TASK STATEMENT ::
Copy each line below exactly and leave the pictures out.
— Start —
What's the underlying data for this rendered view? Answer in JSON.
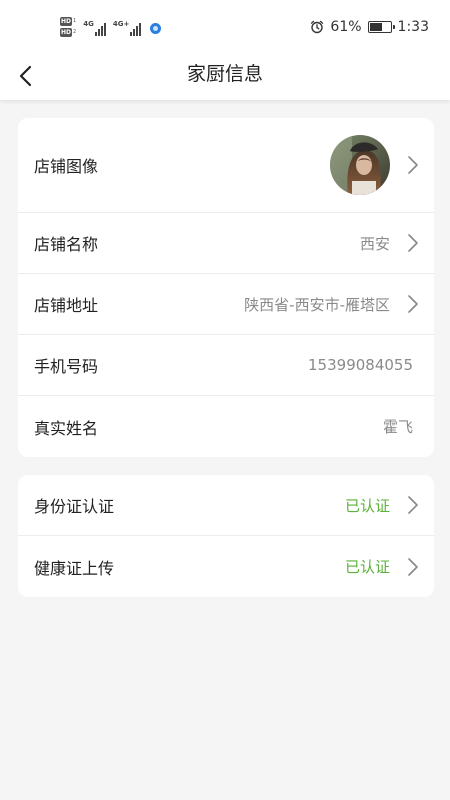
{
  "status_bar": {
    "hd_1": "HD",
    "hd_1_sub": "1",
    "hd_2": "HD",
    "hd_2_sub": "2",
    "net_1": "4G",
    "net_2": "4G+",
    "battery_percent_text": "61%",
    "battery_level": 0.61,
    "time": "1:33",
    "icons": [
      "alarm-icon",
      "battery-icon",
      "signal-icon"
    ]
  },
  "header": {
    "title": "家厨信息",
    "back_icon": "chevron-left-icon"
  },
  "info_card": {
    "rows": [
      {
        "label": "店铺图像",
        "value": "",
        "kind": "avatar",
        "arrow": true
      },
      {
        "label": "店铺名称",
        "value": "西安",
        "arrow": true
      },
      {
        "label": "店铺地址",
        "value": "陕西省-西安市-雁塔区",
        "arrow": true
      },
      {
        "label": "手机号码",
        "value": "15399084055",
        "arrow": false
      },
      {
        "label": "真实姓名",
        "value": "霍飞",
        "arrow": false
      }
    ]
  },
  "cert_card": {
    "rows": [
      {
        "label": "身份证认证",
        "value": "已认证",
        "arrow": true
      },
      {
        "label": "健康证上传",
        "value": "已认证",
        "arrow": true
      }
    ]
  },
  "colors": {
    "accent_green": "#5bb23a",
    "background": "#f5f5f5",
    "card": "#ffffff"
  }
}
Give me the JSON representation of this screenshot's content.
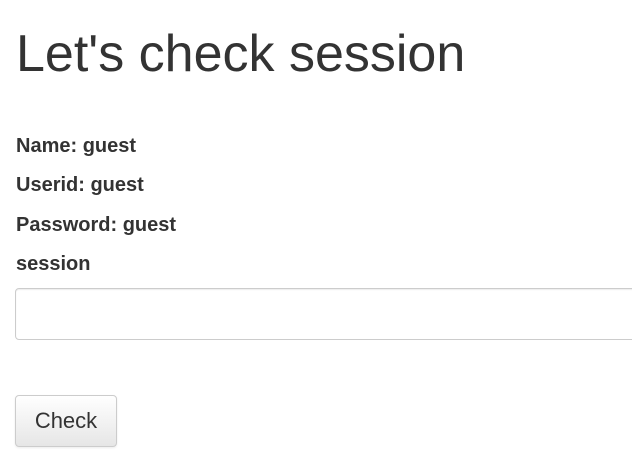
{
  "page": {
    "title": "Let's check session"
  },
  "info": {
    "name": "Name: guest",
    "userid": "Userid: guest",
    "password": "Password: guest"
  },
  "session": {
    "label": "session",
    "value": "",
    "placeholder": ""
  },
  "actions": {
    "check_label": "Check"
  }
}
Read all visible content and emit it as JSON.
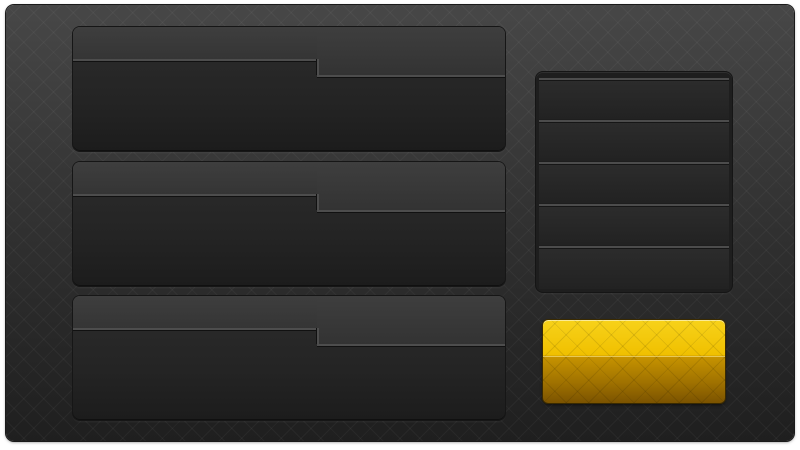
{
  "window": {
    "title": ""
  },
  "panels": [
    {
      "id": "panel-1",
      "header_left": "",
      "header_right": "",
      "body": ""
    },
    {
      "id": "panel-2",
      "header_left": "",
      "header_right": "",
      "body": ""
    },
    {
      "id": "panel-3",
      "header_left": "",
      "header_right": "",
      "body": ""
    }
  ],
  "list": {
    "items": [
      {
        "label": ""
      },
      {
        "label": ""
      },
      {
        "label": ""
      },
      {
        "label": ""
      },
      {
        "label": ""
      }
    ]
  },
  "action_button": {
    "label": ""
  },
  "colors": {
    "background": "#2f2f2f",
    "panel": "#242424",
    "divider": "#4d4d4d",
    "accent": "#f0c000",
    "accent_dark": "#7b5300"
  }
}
— End —
COMPLETED EXERCISE ::
What's the underlying data for this rendered view? Answer in JSON.
{
  "status_bar": {
    "hd_1": "HD",
    "hd_1_sub": "1",
    "hd_2": "HD",
    "hd_2_sub": "2",
    "net_1": "4G",
    "net_2": "4G+",
    "battery_percent_text": "61%",
    "battery_level": 0.61,
    "time": "1:33",
    "icons": [
      "alarm-icon",
      "battery-icon",
      "signal-icon"
    ]
  },
  "header": {
    "title": "家厨信息",
    "back_icon": "chevron-left-icon"
  },
  "info_card": {
    "rows": [
      {
        "label": "店铺图像",
        "value": "",
        "kind": "avatar",
        "arrow": true
      },
      {
        "label": "店铺名称",
        "value": "西安",
        "arrow": true
      },
      {
        "label": "店铺地址",
        "value": "陕西省-西安市-雁塔区",
        "arrow": true
      },
      {
        "label": "手机号码",
        "value": "15399084055",
        "arrow": false
      },
      {
        "label": "真实姓名",
        "value": "霍飞",
        "arrow": false
      }
    ]
  },
  "cert_card": {
    "rows": [
      {
        "label": "身份证认证",
        "value": "已认证",
        "arrow": true
      },
      {
        "label": "健康证上传",
        "value": "已认证",
        "arrow": true
      }
    ]
  },
  "colors": {
    "accent_green": "#5bb23a",
    "background": "#f5f5f5",
    "card": "#ffffff"
  }
}
Give me the JSON representation of this screenshot's content.
{
  "page": {
    "title": "Let's check session"
  },
  "info": {
    "name": "Name: guest",
    "userid": "Userid: guest",
    "password": "Password: guest"
  },
  "session": {
    "label": "session",
    "value": "",
    "placeholder": ""
  },
  "actions": {
    "check_label": "Check"
  }
}
Read all visible content and emit it as JSON.
{
  "window": {
    "title": ""
  },
  "panels": [
    {
      "id": "panel-1",
      "header_left": "",
      "header_right": "",
      "body": ""
    },
    {
      "id": "panel-2",
      "header_left": "",
      "header_right": "",
      "body": ""
    },
    {
      "id": "panel-3",
      "header_left": "",
      "header_right": "",
      "body": ""
    }
  ],
  "list": {
    "items": [
      {
        "label": ""
      },
      {
        "label": ""
      },
      {
        "label": ""
      },
      {
        "label": ""
      },
      {
        "label": ""
      }
    ]
  },
  "action_button": {
    "label": ""
  },
  "colors": {
    "background": "#2f2f2f",
    "panel": "#242424",
    "divider": "#4d4d4d",
    "accent": "#f0c000",
    "accent_dark": "#7b5300"
  }
}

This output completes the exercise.